### Task directions:
Each entry below should be reproduced character for character.

### Record set:
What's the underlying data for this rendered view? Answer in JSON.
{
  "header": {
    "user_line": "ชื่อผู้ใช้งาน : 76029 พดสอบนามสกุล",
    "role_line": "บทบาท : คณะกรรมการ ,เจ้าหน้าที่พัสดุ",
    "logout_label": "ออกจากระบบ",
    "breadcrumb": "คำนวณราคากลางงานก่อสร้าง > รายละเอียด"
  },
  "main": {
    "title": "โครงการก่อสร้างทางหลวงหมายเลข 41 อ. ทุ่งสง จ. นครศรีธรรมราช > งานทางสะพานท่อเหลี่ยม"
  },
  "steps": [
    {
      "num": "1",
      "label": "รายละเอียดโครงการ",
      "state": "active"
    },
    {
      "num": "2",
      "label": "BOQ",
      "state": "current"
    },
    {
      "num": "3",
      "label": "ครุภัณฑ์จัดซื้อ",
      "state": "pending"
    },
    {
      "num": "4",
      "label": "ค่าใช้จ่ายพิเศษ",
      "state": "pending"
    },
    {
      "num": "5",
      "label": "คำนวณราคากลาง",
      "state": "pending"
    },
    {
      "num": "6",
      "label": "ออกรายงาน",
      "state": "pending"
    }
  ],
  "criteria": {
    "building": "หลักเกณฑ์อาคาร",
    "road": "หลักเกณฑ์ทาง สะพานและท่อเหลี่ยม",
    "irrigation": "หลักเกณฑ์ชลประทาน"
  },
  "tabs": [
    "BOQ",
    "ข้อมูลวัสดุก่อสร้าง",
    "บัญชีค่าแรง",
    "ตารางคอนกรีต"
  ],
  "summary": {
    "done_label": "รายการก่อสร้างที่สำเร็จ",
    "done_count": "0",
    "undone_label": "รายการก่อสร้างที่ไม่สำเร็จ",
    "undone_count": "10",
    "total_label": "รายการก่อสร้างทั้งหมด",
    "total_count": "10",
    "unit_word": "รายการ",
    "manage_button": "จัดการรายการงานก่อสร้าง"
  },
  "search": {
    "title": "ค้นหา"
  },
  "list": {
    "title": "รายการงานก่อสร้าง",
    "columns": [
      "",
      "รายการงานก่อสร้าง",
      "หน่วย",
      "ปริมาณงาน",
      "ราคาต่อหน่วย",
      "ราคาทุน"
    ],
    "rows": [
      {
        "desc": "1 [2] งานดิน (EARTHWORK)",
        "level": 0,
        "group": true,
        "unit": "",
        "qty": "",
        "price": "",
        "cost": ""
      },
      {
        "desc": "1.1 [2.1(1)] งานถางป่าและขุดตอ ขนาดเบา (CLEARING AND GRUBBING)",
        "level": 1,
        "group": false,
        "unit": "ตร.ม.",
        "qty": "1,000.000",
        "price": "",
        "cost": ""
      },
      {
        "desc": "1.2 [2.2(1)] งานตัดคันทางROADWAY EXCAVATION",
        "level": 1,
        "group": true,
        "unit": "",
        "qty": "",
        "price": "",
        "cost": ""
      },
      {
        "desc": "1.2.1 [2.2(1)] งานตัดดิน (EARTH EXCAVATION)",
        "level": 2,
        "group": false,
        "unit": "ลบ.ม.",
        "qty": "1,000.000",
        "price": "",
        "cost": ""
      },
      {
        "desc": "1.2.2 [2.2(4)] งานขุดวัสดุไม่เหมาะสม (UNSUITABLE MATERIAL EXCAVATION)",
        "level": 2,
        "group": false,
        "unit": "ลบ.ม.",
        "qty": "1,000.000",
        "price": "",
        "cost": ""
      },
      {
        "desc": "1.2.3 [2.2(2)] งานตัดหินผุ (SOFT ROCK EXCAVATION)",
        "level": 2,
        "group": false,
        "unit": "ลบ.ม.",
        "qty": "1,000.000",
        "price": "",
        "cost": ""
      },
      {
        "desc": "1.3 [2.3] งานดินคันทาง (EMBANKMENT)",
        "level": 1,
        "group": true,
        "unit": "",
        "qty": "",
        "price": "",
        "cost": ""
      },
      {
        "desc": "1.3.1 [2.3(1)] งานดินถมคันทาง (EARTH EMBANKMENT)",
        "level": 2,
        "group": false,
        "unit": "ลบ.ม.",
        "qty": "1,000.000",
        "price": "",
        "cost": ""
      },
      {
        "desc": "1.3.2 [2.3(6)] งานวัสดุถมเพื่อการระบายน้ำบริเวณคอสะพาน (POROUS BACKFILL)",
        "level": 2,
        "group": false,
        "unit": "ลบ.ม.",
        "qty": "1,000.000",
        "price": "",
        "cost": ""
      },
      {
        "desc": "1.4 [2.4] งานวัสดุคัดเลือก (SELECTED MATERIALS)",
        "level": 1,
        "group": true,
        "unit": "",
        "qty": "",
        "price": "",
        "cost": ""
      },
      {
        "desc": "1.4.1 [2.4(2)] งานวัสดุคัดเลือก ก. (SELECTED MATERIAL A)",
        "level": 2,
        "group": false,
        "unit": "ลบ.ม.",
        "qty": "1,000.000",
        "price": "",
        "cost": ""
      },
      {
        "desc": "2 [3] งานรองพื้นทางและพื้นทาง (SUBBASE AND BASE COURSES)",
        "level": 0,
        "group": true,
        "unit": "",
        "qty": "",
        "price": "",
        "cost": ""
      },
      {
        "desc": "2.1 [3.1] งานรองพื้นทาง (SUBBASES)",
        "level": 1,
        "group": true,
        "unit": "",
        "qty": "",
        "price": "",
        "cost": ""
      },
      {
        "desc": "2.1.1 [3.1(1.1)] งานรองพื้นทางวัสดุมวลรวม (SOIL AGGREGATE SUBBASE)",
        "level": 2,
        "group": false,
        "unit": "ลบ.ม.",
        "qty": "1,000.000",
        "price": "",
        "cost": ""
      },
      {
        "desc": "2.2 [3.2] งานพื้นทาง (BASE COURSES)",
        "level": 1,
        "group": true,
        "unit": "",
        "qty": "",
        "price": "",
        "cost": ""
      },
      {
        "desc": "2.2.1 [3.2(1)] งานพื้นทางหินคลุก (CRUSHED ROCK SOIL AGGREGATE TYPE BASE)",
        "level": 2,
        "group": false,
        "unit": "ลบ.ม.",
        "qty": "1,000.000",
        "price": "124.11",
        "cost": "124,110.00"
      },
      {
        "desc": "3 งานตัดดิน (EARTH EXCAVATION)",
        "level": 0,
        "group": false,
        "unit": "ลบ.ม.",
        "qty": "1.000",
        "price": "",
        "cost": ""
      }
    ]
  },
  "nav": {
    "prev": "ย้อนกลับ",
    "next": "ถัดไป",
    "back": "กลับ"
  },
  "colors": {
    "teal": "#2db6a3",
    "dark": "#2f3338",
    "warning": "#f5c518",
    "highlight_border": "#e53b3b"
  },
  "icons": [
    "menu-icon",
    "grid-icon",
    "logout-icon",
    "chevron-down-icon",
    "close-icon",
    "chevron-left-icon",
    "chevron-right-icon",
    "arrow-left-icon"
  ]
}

### Solution to this problem:
What's the underlying data for this rendered view? Answer in JSON.
{
  "header": {
    "user_line": "ชื่อผู้ใช้งาน : 76029 พดสอบนามสกุล",
    "role_line": "บทบาท : คณะกรรมการ ,เจ้าหน้าที่พัสดุ",
    "logout_label": "ออกจากระบบ",
    "breadcrumb": "คำนวณราคากลางงานก่อสร้าง > รายละเอียด"
  },
  "main": {
    "title": "โครงการก่อสร้างทางหลวงหมายเลข 41 อ. ทุ่งสง จ. นครศรีธรรมราช > งานทางสะพานท่อเหลี่ยม"
  },
  "steps": [
    {
      "num": "1",
      "label": "รายละเอียดโครงการ",
      "state": "active"
    },
    {
      "num": "2",
      "label": "BOQ",
      "state": "current"
    },
    {
      "num": "3",
      "label": "ครุภัณฑ์จัดซื้อ",
      "state": "pending"
    },
    {
      "num": "4",
      "label": "ค่าใช้จ่ายพิเศษ",
      "state": "pending"
    },
    {
      "num": "5",
      "label": "คำนวณราคากลาง",
      "state": "pending"
    },
    {
      "num": "6",
      "label": "ออกรายงาน",
      "state": "pending"
    }
  ],
  "criteria": {
    "building": "หลักเกณฑ์อาคาร",
    "road": "หลักเกณฑ์ทาง สะพานและท่อเหลี่ยม",
    "irrigation": "หลักเกณฑ์ชลประทาน"
  },
  "tabs": [
    "BOQ",
    "ข้อมูลวัสดุก่อสร้าง",
    "บัญชีค่าแรง",
    "ตารางคอนกรีต"
  ],
  "summary": {
    "done_label": "รายการก่อสร้างที่สำเร็จ",
    "done_count": "0",
    "undone_label": "รายการก่อสร้างที่ไม่สำเร็จ",
    "undone_count": "10",
    "total_label": "รายการก่อสร้างทั้งหมด",
    "total_count": "10",
    "unit_word": "รายการ",
    "manage_button": "จัดการรายการงานก่อสร้าง"
  },
  "search": {
    "title": "ค้นหา"
  },
  "list": {
    "title": "รายการงานก่อสร้าง",
    "columns": [
      "",
      "รายการงานก่อสร้าง",
      "หน่วย",
      "ปริมาณงาน",
      "ราคาต่อหน่วย",
      "ราคาทุน"
    ],
    "rows": [
      {
        "desc": "1 [2] งานดิน (EARTHWORK)",
        "level": 0,
        "group": true,
        "unit": "",
        "qty": "",
        "price": "",
        "cost": ""
      },
      {
        "desc": "1.1 [2.1(1)] งานถางป่าและขุดตอ ขนาดเบา (CLEARING AND GRUBBING)",
        "level": 1,
        "group": false,
        "unit": "ตร.ม.",
        "qty": "1,000.000",
        "price": "",
        "cost": ""
      },
      {
        "desc": "1.2 [2.2(1)] งานตัดคันทางROADWAY EXCAVATION",
        "level": 1,
        "group": true,
        "unit": "",
        "qty": "",
        "price": "",
        "cost": ""
      },
      {
        "desc": "1.2.1 [2.2(1)] งานตัดดิน (EARTH EXCAVATION)",
        "level": 2,
        "group": false,
        "unit": "ลบ.ม.",
        "qty": "1,000.000",
        "price": "",
        "cost": ""
      },
      {
        "desc": "1.2.2 [2.2(4)] งานขุดวัสดุไม่เหมาะสม (UNSUITABLE MATERIAL EXCAVATION)",
        "level": 2,
        "group": false,
        "unit": "ลบ.ม.",
        "qty": "1,000.000",
        "price": "",
        "cost": ""
      },
      {
        "desc": "1.2.3 [2.2(2)] งานตัดหินผุ (SOFT ROCK EXCAVATION)",
        "level": 2,
        "group": false,
        "unit": "ลบ.ม.",
        "qty": "1,000.000",
        "price": "",
        "cost": ""
      },
      {
        "desc": "1.3 [2.3] งานดินคันทาง (EMBANKMENT)",
        "level": 1,
        "group": true,
        "unit": "",
        "qty": "",
        "price": "",
        "cost": ""
      },
      {
        "desc": "1.3.1 [2.3(1)] งานดินถมคันทาง (EARTH EMBANKMENT)",
        "level": 2,
        "group": false,
        "unit": "ลบ.ม.",
        "qty": "1,000.000",
        "price": "",
        "cost": ""
      },
      {
        "desc": "1.3.2 [2.3(6)] งานวัสดุถมเพื่อการระบายน้ำบริเวณคอสะพาน (POROUS BACKFILL)",
        "level": 2,
        "group": false,
        "unit": "ลบ.ม.",
        "qty": "1,000.000",
        "price": "",
        "cost": ""
      },
      {
        "desc": "1.4 [2.4] งานวัสดุคัดเลือก (SELECTED MATERIALS)",
        "level": 1,
        "group": true,
        "unit": "",
        "qty": "",
        "price": "",
        "cost": ""
      },
      {
        "desc": "1.4.1 [2.4(2)] งานวัสดุคัดเลือก ก. (SELECTED MATERIAL A)",
        "level": 2,
        "group": false,
        "unit": "ลบ.ม.",
        "qty": "1,000.000",
        "price": "",
        "cost": ""
      },
      {
        "desc": "2 [3] งานรองพื้นทางและพื้นทาง (SUBBASE AND BASE COURSES)",
        "level": 0,
        "group": true,
        "unit": "",
        "qty": "",
        "price": "",
        "cost": ""
      },
      {
        "desc": "2.1 [3.1] งานรองพื้นทาง (SUBBASES)",
        "level": 1,
        "group": true,
        "unit": "",
        "qty": "",
        "price": "",
        "cost": ""
      },
      {
        "desc": "2.1.1 [3.1(1.1)] งานรองพื้นทางวัสดุมวลรวม (SOIL AGGREGATE SUBBASE)",
        "level": 2,
        "group": false,
        "unit": "ลบ.ม.",
        "qty": "1,000.000",
        "price": "",
        "cost": ""
      },
      {
        "desc": "2.2 [3.2] งานพื้นทาง (BASE COURSES)",
        "level": 1,
        "group": true,
        "unit": "",
        "qty": "",
        "price": "",
        "cost": ""
      },
      {
        "desc": "2.2.1 [3.2(1)] งานพื้นทางหินคลุก (CRUSHED ROCK SOIL AGGREGATE TYPE BASE)",
        "level": 2,
        "group": false,
        "unit": "ลบ.ม.",
        "qty": "1,000.000",
        "price": "124.11",
        "cost": "124,110.00"
      },
      {
        "desc": "3 งานตัดดิน (EARTH EXCAVATION)",
        "level": 0,
        "group": false,
        "unit": "ลบ.ม.",
        "qty": "1.000",
        "price": "",
        "cost": ""
      }
    ]
  },
  "nav": {
    "prev": "ย้อนกลับ",
    "next": "ถัดไป",
    "back": "กลับ"
  },
  "colors": {
    "teal": "#2db6a3",
    "dark": "#2f3338",
    "warning": "#f5c518",
    "highlight_border": "#e53b3b"
  },
  "icons": [
    "menu-icon",
    "grid-icon",
    "logout-icon",
    "chevron-down-icon",
    "close-icon",
    "chevron-left-icon",
    "chevron-right-icon",
    "arrow-left-icon"
  ]
}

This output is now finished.